» **Exercise directions**:
Check each line of the listing for the string "name", count the lines that have it, and answer with that number only.

** Begin Data to process **

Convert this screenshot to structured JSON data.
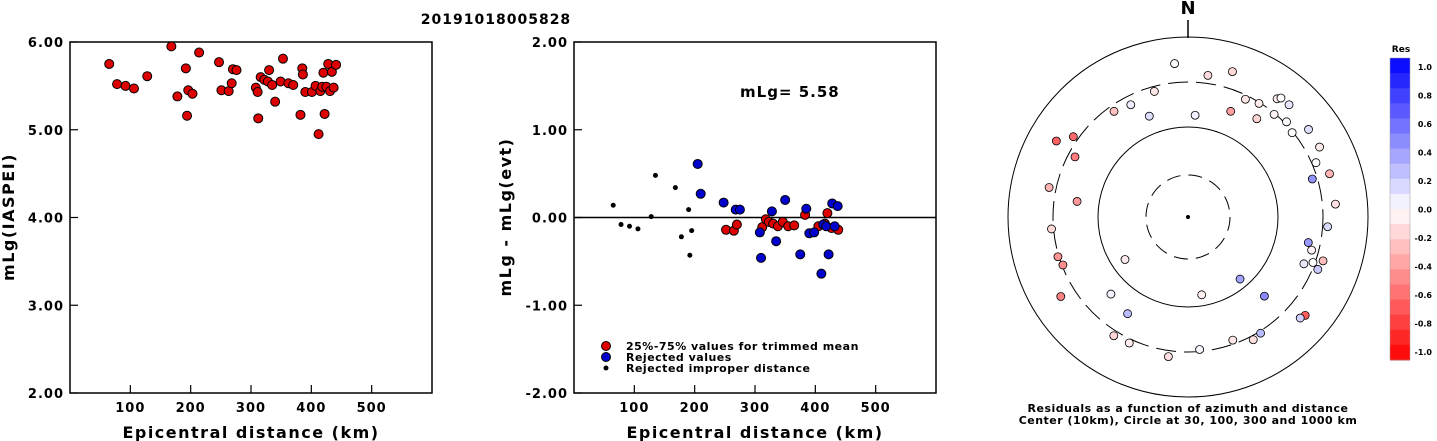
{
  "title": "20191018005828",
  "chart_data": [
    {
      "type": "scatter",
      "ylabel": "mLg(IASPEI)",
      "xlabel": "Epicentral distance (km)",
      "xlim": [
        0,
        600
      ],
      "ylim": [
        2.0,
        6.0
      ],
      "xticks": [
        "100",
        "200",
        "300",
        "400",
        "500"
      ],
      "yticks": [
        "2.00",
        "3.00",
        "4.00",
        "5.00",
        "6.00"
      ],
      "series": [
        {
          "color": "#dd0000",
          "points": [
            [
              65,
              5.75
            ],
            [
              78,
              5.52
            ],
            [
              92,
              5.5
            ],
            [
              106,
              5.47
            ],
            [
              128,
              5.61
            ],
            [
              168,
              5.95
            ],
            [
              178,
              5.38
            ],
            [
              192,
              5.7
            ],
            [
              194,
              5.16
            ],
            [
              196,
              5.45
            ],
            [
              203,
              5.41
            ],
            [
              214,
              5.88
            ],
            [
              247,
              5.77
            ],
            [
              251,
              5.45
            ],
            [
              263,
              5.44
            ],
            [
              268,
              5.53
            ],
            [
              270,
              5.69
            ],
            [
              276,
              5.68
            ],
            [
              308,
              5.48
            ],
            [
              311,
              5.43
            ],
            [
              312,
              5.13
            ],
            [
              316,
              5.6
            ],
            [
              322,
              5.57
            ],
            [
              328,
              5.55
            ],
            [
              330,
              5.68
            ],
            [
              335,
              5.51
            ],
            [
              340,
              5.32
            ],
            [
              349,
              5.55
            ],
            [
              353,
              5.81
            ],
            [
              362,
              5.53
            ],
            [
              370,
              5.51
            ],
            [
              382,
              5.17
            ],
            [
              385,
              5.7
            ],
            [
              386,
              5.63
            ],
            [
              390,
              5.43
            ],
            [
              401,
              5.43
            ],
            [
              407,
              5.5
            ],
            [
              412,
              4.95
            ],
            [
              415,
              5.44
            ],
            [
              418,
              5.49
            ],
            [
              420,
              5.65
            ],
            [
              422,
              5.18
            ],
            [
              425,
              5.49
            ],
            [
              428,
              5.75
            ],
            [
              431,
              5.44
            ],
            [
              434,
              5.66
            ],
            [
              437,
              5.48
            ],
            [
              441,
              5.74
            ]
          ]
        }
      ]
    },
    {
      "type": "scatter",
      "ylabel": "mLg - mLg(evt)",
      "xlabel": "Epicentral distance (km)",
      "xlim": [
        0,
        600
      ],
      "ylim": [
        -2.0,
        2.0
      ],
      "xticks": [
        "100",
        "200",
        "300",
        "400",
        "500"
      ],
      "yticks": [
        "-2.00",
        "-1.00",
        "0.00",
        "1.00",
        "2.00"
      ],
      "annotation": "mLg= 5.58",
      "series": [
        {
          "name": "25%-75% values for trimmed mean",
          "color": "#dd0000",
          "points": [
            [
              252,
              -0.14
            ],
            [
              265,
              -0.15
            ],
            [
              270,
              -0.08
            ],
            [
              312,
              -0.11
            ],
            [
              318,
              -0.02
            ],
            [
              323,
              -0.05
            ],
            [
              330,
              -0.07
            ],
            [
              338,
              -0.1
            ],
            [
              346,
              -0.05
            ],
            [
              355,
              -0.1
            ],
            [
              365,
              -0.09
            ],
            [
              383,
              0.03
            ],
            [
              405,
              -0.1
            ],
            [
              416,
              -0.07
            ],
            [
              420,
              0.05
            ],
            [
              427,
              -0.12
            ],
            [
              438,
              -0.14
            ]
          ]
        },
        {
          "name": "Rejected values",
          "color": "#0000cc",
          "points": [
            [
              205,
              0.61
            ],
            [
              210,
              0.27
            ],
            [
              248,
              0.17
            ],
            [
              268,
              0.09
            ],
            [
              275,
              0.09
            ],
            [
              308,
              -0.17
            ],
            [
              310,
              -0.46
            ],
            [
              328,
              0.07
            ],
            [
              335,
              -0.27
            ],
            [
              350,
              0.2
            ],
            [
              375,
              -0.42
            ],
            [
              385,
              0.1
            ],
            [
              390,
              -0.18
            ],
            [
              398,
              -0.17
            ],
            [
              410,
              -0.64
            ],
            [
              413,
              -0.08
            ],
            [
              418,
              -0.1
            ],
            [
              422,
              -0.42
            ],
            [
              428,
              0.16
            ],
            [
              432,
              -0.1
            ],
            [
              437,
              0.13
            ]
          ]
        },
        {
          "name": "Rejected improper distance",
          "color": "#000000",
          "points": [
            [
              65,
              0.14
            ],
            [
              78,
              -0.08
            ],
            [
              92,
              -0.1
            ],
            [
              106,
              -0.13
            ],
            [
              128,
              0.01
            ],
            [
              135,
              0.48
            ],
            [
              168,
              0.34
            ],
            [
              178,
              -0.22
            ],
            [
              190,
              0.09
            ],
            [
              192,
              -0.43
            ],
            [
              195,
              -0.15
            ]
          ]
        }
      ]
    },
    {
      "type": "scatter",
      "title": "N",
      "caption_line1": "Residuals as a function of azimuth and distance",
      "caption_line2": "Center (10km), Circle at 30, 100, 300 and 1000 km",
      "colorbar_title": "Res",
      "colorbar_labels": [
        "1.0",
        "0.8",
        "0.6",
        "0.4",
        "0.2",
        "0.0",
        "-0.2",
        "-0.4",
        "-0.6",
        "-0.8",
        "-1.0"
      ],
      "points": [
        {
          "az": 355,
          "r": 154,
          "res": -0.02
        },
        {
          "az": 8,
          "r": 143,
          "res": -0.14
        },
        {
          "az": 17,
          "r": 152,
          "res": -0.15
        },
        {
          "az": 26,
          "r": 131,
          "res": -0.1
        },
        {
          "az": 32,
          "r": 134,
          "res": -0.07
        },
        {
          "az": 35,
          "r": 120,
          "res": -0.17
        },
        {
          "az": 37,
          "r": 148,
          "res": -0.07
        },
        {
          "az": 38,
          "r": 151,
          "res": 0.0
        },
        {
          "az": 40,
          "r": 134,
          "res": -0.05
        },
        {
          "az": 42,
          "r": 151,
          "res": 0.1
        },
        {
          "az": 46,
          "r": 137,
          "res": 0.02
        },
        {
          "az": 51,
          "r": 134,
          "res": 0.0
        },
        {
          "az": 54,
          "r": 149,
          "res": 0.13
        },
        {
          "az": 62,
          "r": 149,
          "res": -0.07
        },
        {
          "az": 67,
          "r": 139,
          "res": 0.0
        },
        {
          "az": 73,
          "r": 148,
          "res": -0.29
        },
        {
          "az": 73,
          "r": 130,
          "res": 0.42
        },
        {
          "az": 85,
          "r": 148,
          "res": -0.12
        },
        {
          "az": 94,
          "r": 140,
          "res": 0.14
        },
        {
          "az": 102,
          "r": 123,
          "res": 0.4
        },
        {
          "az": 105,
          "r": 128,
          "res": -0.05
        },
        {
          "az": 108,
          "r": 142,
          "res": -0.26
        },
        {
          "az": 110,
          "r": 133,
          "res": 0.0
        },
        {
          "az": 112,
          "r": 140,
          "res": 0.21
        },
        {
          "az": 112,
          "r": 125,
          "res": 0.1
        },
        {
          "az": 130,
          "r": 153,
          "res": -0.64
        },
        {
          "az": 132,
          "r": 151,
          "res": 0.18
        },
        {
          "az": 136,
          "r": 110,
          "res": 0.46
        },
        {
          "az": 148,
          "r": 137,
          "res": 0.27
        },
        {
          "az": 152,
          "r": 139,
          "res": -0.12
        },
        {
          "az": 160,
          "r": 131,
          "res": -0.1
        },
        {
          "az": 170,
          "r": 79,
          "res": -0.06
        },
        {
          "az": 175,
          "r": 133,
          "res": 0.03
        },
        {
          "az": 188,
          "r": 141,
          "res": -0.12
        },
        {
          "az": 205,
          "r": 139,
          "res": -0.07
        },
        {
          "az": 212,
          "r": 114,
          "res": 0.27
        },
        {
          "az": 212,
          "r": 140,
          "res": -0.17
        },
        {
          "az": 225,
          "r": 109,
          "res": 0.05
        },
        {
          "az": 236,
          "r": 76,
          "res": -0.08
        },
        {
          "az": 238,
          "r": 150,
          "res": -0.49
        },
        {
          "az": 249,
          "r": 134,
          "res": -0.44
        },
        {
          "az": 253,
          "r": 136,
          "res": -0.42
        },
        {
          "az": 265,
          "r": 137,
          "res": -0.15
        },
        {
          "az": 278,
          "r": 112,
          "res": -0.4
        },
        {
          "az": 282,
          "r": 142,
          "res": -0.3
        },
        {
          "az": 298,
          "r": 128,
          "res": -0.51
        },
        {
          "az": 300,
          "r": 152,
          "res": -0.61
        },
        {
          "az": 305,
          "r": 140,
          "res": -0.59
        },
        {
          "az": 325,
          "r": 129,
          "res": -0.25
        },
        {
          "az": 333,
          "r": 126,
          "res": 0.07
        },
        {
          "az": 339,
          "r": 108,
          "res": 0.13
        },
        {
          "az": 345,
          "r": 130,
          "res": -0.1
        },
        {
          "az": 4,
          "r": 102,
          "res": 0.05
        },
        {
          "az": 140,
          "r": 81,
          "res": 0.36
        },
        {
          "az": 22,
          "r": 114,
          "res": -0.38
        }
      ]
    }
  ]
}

** End Data to process **
** Begin Data to process **

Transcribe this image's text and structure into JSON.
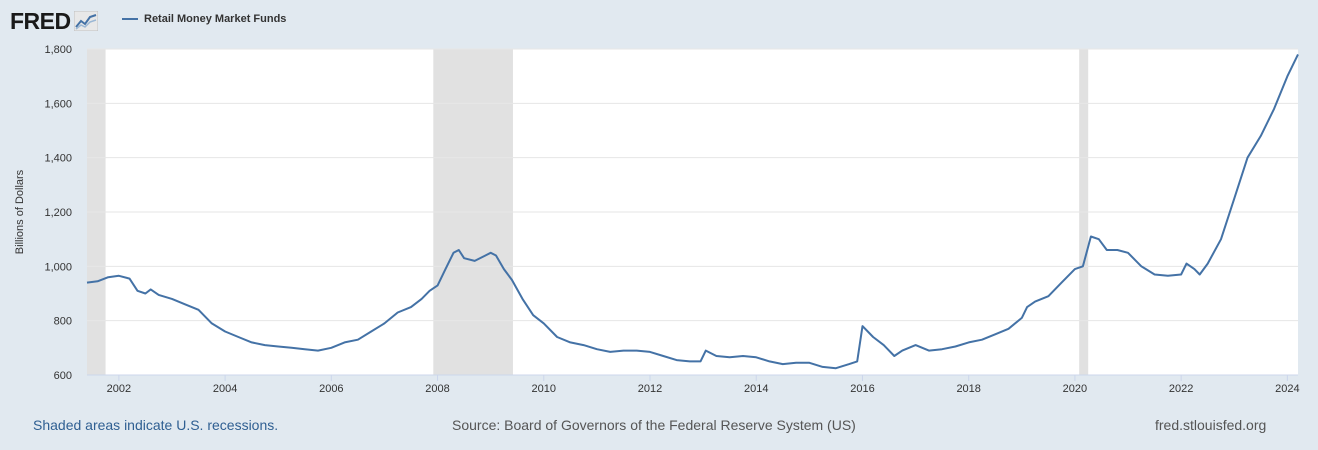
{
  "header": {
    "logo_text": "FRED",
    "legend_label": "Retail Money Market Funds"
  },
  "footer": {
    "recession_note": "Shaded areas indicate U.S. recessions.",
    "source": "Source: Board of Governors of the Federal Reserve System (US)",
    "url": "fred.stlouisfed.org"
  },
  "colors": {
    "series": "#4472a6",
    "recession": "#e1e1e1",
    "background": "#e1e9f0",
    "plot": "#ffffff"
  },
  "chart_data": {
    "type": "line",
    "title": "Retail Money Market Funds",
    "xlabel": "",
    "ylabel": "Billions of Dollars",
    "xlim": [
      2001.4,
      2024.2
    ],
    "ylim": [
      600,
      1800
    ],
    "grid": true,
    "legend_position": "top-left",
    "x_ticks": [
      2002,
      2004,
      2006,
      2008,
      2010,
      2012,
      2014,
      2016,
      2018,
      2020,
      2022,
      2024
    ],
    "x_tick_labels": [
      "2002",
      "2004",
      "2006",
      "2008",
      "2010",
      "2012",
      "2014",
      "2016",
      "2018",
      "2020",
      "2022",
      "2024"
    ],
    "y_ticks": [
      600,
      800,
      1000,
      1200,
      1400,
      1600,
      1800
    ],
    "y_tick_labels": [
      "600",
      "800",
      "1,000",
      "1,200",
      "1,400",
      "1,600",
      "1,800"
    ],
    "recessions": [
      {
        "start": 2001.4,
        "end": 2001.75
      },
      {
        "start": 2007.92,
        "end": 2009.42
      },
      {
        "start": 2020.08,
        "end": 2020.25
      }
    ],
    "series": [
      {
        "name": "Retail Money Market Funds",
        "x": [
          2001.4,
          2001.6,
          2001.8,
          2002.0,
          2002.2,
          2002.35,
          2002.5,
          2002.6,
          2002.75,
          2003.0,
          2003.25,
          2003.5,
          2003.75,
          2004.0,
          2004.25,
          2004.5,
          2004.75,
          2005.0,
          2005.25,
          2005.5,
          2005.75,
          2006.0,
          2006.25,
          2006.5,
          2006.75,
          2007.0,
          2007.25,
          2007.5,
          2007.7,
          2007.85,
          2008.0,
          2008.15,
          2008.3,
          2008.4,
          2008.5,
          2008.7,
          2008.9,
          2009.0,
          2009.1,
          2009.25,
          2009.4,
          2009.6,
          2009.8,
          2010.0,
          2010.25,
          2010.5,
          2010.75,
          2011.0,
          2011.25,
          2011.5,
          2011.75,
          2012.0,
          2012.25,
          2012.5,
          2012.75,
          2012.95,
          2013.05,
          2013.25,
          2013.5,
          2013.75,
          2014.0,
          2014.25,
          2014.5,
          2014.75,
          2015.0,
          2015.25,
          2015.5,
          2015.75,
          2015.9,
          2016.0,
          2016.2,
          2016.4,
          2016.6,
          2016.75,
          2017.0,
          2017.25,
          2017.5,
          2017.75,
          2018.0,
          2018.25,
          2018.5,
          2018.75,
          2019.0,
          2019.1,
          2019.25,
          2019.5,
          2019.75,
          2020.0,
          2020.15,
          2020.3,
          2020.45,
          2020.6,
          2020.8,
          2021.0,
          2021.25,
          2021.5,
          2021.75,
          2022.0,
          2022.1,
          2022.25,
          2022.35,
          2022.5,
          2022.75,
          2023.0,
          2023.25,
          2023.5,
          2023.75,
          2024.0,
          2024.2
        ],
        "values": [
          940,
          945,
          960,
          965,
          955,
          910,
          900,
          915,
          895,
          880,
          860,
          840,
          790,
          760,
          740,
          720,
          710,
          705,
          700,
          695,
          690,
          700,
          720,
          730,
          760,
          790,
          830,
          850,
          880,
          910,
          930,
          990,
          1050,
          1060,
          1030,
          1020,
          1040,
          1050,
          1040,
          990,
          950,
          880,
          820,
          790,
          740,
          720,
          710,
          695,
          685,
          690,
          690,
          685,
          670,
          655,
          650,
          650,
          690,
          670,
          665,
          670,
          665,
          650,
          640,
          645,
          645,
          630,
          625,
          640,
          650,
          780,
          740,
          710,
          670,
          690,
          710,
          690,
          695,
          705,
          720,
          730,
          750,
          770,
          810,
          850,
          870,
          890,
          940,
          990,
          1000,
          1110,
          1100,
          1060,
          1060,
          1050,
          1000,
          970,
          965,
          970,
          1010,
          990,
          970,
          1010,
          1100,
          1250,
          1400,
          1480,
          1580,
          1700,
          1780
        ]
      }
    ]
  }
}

** End Data to process **
** Begin Data to process **

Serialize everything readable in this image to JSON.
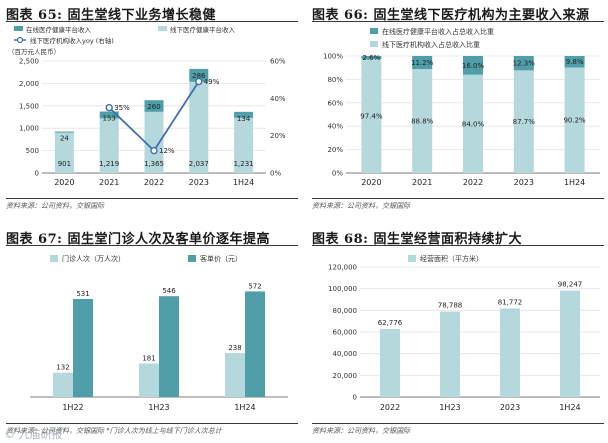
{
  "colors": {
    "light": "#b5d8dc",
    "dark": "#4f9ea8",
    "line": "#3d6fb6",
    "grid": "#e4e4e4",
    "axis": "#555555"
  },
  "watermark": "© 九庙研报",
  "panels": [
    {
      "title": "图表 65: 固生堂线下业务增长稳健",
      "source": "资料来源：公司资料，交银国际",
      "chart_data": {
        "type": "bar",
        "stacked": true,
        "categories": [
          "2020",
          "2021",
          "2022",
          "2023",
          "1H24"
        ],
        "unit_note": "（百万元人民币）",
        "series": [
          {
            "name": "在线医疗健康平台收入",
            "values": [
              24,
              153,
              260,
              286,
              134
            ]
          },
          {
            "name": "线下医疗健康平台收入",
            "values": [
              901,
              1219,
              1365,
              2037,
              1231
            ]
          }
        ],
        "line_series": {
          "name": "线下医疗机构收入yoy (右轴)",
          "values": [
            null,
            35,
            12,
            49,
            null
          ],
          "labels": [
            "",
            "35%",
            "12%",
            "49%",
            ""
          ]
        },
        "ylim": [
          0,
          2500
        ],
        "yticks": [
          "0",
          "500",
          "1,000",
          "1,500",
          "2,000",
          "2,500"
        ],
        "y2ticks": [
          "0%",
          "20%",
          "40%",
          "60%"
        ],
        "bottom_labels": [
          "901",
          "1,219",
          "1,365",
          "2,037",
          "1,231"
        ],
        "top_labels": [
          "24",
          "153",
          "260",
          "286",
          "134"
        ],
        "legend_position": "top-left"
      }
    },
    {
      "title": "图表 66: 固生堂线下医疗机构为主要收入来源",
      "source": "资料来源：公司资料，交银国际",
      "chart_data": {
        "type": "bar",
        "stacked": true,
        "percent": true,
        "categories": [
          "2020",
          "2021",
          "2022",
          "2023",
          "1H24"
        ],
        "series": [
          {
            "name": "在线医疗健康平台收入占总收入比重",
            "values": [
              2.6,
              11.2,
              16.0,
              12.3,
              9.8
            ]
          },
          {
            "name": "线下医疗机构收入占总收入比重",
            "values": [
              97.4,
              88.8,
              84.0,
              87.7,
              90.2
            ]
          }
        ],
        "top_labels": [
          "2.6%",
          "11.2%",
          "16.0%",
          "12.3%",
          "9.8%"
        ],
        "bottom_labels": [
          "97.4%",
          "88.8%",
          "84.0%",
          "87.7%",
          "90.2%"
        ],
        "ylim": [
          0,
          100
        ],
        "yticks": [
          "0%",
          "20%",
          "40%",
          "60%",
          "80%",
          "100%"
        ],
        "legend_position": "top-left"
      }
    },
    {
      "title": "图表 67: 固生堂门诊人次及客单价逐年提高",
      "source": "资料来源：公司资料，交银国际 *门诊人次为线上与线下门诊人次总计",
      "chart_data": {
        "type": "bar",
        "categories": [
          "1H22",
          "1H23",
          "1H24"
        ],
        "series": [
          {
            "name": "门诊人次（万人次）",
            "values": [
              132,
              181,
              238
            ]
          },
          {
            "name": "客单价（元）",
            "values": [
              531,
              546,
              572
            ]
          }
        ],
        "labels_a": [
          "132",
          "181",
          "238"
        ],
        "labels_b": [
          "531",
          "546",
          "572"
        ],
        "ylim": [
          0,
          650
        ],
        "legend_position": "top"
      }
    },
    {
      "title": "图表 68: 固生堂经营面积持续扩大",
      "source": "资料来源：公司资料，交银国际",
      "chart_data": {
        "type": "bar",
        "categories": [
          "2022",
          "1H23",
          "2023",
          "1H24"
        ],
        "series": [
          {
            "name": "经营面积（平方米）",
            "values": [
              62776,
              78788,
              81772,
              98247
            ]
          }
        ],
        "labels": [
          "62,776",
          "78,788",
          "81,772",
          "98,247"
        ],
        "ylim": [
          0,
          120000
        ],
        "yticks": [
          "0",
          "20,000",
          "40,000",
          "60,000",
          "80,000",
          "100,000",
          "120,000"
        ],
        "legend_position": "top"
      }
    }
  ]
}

** End Data to process **

» **Task result**:
12